##### EXCERPTED RECORDS

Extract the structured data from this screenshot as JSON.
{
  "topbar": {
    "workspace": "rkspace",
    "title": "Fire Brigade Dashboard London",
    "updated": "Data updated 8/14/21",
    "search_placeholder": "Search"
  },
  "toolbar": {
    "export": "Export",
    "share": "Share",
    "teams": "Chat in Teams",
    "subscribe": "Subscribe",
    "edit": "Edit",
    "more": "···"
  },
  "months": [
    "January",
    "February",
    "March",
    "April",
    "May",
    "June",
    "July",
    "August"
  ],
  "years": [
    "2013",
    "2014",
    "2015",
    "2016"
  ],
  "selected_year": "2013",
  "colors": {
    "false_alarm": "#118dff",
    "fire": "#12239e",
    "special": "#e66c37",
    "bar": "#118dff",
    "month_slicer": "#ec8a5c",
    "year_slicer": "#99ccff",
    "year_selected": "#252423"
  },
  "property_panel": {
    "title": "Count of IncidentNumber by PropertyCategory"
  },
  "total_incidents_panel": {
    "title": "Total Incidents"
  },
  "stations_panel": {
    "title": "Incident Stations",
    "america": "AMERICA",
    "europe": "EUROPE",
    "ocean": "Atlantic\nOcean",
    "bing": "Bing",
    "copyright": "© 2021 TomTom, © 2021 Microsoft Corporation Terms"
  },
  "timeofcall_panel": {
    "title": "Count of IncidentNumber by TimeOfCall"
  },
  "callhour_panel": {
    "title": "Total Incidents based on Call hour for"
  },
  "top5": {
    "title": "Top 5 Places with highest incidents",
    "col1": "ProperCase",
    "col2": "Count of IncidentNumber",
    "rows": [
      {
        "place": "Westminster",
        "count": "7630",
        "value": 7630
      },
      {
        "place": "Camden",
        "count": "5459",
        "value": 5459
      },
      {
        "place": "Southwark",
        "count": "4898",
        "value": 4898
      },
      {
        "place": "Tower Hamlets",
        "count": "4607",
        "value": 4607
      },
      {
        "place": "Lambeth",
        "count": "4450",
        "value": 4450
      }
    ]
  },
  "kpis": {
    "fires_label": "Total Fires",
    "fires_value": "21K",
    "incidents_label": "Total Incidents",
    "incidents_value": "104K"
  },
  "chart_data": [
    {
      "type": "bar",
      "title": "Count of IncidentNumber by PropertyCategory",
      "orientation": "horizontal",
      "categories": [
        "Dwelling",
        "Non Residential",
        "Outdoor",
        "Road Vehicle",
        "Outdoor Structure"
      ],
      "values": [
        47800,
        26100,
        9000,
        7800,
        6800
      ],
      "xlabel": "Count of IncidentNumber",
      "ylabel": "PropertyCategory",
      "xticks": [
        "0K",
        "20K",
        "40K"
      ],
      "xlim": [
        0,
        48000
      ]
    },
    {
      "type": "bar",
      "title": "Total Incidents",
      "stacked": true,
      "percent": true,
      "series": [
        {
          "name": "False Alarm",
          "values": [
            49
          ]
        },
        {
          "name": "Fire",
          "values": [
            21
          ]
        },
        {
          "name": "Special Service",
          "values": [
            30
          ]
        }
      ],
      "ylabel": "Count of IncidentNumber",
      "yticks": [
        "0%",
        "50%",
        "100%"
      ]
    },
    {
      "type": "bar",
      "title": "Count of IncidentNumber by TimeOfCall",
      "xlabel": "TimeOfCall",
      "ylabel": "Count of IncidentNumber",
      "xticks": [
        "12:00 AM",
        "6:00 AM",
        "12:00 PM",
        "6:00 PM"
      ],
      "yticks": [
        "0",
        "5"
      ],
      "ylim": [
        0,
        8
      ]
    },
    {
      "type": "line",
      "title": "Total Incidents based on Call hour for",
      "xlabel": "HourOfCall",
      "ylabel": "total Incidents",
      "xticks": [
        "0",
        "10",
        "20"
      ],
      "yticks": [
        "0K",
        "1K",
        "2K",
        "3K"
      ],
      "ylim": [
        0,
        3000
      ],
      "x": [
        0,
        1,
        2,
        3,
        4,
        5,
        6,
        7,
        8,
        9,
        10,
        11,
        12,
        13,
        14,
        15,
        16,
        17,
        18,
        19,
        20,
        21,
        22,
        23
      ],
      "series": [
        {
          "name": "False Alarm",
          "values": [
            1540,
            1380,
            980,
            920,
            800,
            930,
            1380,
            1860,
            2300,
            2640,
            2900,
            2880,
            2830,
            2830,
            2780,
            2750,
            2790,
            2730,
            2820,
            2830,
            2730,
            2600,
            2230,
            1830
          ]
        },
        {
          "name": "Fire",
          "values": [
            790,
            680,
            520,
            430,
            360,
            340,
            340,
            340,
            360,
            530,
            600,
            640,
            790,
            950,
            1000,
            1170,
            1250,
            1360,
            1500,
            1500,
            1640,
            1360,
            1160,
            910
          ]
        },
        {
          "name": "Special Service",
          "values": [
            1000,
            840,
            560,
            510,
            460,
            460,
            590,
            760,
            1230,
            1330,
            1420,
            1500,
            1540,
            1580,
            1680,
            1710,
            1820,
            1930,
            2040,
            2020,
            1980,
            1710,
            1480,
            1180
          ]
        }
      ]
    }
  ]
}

##########

■ WHAT TO PRODUCE:
Quote the listing in full, please, keeping every line exact.

■ FINAL RESULT:
Extract the structured data from this screenshot as JSON.
{
  "topbar": {
    "workspace": "rkspace",
    "title": "Fire Brigade Dashboard London",
    "updated": "Data updated 8/14/21",
    "search_placeholder": "Search"
  },
  "toolbar": {
    "export": "Export",
    "share": "Share",
    "teams": "Chat in Teams",
    "subscribe": "Subscribe",
    "edit": "Edit",
    "more": "···"
  },
  "months": [
    "January",
    "February",
    "March",
    "April",
    "May",
    "June",
    "July",
    "August"
  ],
  "years": [
    "2013",
    "2014",
    "2015",
    "2016"
  ],
  "selected_year": "2013",
  "colors": {
    "false_alarm": "#118dff",
    "fire": "#12239e",
    "special": "#e66c37",
    "bar": "#118dff",
    "month_slicer": "#ec8a5c",
    "year_slicer": "#99ccff",
    "year_selected": "#252423"
  },
  "property_panel": {
    "title": "Count of IncidentNumber by PropertyCategory"
  },
  "total_incidents_panel": {
    "title": "Total Incidents"
  },
  "stations_panel": {
    "title": "Incident Stations",
    "america": "AMERICA",
    "europe": "EUROPE",
    "ocean": "Atlantic\nOcean",
    "bing": "Bing",
    "copyright": "© 2021 TomTom, © 2021 Microsoft Corporation Terms"
  },
  "timeofcall_panel": {
    "title": "Count of IncidentNumber by TimeOfCall"
  },
  "callhour_panel": {
    "title": "Total Incidents based on Call hour for"
  },
  "top5": {
    "title": "Top 5 Places with highest incidents",
    "col1": "ProperCase",
    "col2": "Count of IncidentNumber",
    "rows": [
      {
        "place": "Westminster",
        "count": "7630",
        "value": 7630
      },
      {
        "place": "Camden",
        "count": "5459",
        "value": 5459
      },
      {
        "place": "Southwark",
        "count": "4898",
        "value": 4898
      },
      {
        "place": "Tower Hamlets",
        "count": "4607",
        "value": 4607
      },
      {
        "place": "Lambeth",
        "count": "4450",
        "value": 4450
      }
    ]
  },
  "kpis": {
    "fires_label": "Total Fires",
    "fires_value": "21K",
    "incidents_label": "Total Incidents",
    "incidents_value": "104K"
  },
  "chart_data": [
    {
      "type": "bar",
      "title": "Count of IncidentNumber by PropertyCategory",
      "orientation": "horizontal",
      "categories": [
        "Dwelling",
        "Non Residential",
        "Outdoor",
        "Road Vehicle",
        "Outdoor Structure"
      ],
      "values": [
        47800,
        26100,
        9000,
        7800,
        6800
      ],
      "xlabel": "Count of IncidentNumber",
      "ylabel": "PropertyCategory",
      "xticks": [
        "0K",
        "20K",
        "40K"
      ],
      "xlim": [
        0,
        48000
      ]
    },
    {
      "type": "bar",
      "title": "Total Incidents",
      "stacked": true,
      "percent": true,
      "series": [
        {
          "name": "False Alarm",
          "values": [
            49
          ]
        },
        {
          "name": "Fire",
          "values": [
            21
          ]
        },
        {
          "name": "Special Service",
          "values": [
            30
          ]
        }
      ],
      "ylabel": "Count of IncidentNumber",
      "yticks": [
        "0%",
        "50%",
        "100%"
      ]
    },
    {
      "type": "bar",
      "title": "Count of IncidentNumber by TimeOfCall",
      "xlabel": "TimeOfCall",
      "ylabel": "Count of IncidentNumber",
      "xticks": [
        "12:00 AM",
        "6:00 AM",
        "12:00 PM",
        "6:00 PM"
      ],
      "yticks": [
        "0",
        "5"
      ],
      "ylim": [
        0,
        8
      ]
    },
    {
      "type": "line",
      "title": "Total Incidents based on Call hour for",
      "xlabel": "HourOfCall",
      "ylabel": "total Incidents",
      "xticks": [
        "0",
        "10",
        "20"
      ],
      "yticks": [
        "0K",
        "1K",
        "2K",
        "3K"
      ],
      "ylim": [
        0,
        3000
      ],
      "x": [
        0,
        1,
        2,
        3,
        4,
        5,
        6,
        7,
        8,
        9,
        10,
        11,
        12,
        13,
        14,
        15,
        16,
        17,
        18,
        19,
        20,
        21,
        22,
        23
      ],
      "series": [
        {
          "name": "False Alarm",
          "values": [
            1540,
            1380,
            980,
            920,
            800,
            930,
            1380,
            1860,
            2300,
            2640,
            2900,
            2880,
            2830,
            2830,
            2780,
            2750,
            2790,
            2730,
            2820,
            2830,
            2730,
            2600,
            2230,
            1830
          ]
        },
        {
          "name": "Fire",
          "values": [
            790,
            680,
            520,
            430,
            360,
            340,
            340,
            340,
            360,
            530,
            600,
            640,
            790,
            950,
            1000,
            1170,
            1250,
            1360,
            1500,
            1500,
            1640,
            1360,
            1160,
            910
          ]
        },
        {
          "name": "Special Service",
          "values": [
            1000,
            840,
            560,
            510,
            460,
            460,
            590,
            760,
            1230,
            1330,
            1420,
            1500,
            1540,
            1580,
            1680,
            1710,
            1820,
            1930,
            2040,
            2020,
            1980,
            1710,
            1480,
            1180
          ]
        }
      ]
    }
  ]
}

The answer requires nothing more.